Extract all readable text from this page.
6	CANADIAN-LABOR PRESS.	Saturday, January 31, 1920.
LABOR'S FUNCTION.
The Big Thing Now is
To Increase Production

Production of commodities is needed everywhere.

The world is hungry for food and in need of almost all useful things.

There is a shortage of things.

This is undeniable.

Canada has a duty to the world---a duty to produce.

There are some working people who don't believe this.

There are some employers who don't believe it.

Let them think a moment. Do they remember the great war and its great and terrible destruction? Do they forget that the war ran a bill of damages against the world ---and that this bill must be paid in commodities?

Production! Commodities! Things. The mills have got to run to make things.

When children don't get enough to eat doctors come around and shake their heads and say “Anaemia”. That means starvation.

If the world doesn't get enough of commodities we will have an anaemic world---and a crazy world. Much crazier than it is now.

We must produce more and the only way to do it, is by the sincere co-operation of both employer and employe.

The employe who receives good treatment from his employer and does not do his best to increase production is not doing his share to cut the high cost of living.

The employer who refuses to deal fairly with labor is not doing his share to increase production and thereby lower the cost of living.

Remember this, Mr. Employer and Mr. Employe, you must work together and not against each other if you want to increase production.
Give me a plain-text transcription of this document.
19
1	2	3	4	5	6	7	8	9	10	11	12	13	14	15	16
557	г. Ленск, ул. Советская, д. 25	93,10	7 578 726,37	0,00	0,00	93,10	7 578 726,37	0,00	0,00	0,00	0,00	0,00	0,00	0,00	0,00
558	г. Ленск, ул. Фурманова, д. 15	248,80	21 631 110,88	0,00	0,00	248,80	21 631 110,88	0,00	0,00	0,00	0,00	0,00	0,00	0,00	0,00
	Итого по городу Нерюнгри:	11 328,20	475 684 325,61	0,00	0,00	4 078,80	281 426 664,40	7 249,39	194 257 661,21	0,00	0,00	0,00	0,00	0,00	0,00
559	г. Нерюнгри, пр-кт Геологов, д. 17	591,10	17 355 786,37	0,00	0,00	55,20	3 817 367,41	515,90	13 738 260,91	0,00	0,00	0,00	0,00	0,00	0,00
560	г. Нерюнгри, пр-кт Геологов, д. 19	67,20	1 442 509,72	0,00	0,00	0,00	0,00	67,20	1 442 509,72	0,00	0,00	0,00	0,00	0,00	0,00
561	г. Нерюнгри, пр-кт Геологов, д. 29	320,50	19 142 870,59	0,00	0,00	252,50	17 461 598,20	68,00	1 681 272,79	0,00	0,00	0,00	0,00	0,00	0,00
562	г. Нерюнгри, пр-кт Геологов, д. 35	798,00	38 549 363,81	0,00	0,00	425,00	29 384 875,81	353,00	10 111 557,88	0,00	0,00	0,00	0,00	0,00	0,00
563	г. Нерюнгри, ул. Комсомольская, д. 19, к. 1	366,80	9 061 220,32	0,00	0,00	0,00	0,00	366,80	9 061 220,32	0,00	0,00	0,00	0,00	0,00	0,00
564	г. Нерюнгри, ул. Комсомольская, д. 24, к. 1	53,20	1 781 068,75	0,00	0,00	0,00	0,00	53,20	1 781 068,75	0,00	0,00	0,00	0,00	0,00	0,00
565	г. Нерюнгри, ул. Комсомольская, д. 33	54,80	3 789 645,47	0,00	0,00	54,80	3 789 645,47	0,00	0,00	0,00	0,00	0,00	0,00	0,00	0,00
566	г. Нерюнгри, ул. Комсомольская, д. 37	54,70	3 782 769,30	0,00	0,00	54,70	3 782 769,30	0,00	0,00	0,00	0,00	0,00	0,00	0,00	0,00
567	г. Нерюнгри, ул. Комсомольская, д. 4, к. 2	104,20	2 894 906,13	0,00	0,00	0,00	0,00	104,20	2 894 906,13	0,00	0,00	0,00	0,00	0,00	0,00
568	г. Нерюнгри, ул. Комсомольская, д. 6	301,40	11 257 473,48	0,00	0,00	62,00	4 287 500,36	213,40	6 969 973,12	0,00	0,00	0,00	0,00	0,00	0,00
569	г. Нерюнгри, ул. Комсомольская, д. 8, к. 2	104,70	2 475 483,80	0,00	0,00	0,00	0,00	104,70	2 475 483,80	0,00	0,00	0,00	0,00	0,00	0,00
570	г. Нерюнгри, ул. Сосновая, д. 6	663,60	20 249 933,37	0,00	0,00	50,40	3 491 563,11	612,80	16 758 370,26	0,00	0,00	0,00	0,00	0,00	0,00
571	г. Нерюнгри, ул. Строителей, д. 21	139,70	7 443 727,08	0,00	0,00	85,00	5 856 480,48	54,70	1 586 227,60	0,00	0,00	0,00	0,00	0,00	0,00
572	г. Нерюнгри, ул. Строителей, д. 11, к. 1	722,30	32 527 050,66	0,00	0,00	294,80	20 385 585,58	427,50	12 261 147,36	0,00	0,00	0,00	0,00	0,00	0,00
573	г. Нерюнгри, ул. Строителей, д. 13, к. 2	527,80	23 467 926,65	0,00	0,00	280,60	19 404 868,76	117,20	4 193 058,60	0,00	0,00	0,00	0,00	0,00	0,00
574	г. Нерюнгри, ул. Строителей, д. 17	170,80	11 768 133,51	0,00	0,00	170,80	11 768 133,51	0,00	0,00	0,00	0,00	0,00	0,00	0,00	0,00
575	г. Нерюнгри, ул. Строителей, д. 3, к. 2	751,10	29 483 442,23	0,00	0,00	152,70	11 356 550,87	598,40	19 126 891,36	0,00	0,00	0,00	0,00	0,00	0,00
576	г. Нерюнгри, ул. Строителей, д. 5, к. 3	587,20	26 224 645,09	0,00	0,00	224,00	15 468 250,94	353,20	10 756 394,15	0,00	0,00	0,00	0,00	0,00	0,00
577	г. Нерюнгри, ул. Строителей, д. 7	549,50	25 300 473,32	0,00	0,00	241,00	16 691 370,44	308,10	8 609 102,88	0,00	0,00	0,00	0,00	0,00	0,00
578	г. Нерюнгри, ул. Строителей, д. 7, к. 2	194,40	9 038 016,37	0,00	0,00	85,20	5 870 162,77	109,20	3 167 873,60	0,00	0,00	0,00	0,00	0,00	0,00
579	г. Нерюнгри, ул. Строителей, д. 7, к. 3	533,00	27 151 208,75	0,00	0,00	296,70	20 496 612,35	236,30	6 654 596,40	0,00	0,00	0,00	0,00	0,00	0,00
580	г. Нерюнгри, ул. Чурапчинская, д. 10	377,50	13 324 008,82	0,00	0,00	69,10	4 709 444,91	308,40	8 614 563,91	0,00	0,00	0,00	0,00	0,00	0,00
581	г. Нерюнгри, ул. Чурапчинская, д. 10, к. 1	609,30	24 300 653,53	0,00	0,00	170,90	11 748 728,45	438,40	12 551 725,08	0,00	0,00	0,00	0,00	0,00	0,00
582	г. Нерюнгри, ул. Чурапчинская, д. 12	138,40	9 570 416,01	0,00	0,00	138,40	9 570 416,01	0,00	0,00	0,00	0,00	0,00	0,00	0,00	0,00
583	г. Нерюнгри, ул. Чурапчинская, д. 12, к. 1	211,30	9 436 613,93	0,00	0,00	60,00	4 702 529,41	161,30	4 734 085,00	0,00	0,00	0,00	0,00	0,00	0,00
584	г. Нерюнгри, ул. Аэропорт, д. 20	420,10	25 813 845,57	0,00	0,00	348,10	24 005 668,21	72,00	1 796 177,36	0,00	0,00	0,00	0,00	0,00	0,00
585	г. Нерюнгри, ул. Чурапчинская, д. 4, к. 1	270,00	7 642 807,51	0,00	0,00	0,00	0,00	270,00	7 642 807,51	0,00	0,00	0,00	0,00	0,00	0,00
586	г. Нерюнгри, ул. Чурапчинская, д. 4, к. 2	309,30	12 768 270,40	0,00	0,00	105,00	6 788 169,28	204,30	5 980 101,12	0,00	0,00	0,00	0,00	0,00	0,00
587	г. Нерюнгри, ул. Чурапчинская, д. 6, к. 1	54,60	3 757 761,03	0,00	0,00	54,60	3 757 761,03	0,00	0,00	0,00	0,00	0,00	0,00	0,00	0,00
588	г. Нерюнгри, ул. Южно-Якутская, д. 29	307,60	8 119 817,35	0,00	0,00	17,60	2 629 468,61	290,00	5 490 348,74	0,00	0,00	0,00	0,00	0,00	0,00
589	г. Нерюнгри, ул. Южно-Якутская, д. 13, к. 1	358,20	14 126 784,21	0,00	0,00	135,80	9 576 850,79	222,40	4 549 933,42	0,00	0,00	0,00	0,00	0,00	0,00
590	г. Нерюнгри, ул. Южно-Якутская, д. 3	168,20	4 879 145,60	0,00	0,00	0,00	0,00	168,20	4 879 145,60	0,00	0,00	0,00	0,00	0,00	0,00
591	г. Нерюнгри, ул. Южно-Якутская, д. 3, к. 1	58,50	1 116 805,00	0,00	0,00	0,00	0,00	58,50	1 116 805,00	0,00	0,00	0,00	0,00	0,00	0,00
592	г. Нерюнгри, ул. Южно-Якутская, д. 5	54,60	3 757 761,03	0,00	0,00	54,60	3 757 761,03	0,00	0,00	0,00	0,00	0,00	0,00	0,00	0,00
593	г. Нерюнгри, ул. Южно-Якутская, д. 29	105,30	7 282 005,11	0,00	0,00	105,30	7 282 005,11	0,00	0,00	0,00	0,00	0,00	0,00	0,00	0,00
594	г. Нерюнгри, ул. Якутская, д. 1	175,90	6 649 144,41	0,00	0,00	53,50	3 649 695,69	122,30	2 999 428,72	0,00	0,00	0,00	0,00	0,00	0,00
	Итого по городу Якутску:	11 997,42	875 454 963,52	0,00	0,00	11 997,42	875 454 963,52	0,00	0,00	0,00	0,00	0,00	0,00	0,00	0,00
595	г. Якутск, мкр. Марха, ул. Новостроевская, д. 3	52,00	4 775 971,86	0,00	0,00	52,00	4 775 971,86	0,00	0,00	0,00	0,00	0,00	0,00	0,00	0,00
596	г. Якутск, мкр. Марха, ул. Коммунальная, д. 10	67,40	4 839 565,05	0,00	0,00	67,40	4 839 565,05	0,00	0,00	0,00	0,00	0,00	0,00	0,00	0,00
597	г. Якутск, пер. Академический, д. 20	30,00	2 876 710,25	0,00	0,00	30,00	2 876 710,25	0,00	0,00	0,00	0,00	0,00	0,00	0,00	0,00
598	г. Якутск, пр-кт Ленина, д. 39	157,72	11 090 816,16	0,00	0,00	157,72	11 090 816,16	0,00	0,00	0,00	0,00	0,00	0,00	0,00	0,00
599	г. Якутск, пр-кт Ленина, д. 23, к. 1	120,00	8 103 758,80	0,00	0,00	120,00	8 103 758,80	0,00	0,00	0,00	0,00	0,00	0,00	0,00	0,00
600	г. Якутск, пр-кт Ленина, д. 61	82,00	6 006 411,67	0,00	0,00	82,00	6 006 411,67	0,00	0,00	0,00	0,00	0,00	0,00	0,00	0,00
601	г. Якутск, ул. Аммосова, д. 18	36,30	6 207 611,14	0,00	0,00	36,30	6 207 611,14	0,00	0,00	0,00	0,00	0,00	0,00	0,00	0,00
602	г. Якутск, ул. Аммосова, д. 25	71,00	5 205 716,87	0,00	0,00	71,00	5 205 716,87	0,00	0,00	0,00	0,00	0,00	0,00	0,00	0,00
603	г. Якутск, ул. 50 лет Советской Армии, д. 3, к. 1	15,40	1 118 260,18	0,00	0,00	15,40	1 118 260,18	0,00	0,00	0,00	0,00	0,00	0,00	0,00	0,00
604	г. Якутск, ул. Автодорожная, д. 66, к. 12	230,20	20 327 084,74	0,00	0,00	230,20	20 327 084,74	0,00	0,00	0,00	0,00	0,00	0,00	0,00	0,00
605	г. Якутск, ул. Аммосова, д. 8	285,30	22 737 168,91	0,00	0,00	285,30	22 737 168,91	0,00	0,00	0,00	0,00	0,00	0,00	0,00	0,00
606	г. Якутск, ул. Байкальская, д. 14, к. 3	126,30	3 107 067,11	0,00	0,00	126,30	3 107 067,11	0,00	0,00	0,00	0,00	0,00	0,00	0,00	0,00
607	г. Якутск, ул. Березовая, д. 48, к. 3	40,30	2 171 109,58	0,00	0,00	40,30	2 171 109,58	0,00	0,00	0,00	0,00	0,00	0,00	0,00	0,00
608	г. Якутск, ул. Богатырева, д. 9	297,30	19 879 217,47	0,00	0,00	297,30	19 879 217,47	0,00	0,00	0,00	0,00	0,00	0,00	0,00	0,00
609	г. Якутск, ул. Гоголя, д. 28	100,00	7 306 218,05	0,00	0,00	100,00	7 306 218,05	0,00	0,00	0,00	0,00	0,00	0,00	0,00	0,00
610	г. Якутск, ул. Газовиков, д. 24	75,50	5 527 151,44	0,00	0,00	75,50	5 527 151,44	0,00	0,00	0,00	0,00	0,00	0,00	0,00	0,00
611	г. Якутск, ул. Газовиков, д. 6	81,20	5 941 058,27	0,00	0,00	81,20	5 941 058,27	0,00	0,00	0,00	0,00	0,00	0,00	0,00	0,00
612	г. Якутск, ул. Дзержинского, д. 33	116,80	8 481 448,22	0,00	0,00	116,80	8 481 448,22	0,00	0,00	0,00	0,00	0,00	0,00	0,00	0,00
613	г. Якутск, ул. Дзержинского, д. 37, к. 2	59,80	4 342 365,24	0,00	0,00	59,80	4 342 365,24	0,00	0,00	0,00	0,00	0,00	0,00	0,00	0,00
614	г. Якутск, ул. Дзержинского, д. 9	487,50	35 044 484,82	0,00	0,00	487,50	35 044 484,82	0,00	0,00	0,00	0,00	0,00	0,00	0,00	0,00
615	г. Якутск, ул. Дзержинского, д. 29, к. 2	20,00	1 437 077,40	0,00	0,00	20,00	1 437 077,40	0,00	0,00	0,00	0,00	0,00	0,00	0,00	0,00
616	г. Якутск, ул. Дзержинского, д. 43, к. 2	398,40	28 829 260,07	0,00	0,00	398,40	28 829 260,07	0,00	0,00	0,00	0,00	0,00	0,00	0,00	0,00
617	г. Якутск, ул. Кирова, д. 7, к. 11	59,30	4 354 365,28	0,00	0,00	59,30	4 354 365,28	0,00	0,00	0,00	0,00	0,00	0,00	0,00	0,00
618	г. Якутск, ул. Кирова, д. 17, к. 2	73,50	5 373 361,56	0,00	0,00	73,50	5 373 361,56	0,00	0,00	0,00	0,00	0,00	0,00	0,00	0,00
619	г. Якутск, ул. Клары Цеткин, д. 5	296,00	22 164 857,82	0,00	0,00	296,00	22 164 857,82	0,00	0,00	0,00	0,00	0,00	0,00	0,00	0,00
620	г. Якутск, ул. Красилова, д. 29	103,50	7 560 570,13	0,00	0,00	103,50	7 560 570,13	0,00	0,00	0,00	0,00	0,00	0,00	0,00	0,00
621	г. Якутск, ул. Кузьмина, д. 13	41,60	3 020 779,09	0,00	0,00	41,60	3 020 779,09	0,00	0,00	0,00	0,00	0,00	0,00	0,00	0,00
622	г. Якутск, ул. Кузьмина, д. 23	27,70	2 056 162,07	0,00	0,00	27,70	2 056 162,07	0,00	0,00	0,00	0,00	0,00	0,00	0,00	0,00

◆ Exercise task
Return, from the data, each line that has the word "some" in it.

◆ Output of the exercise
There are some working people who don't believe this.
There are some employers who don't believe it.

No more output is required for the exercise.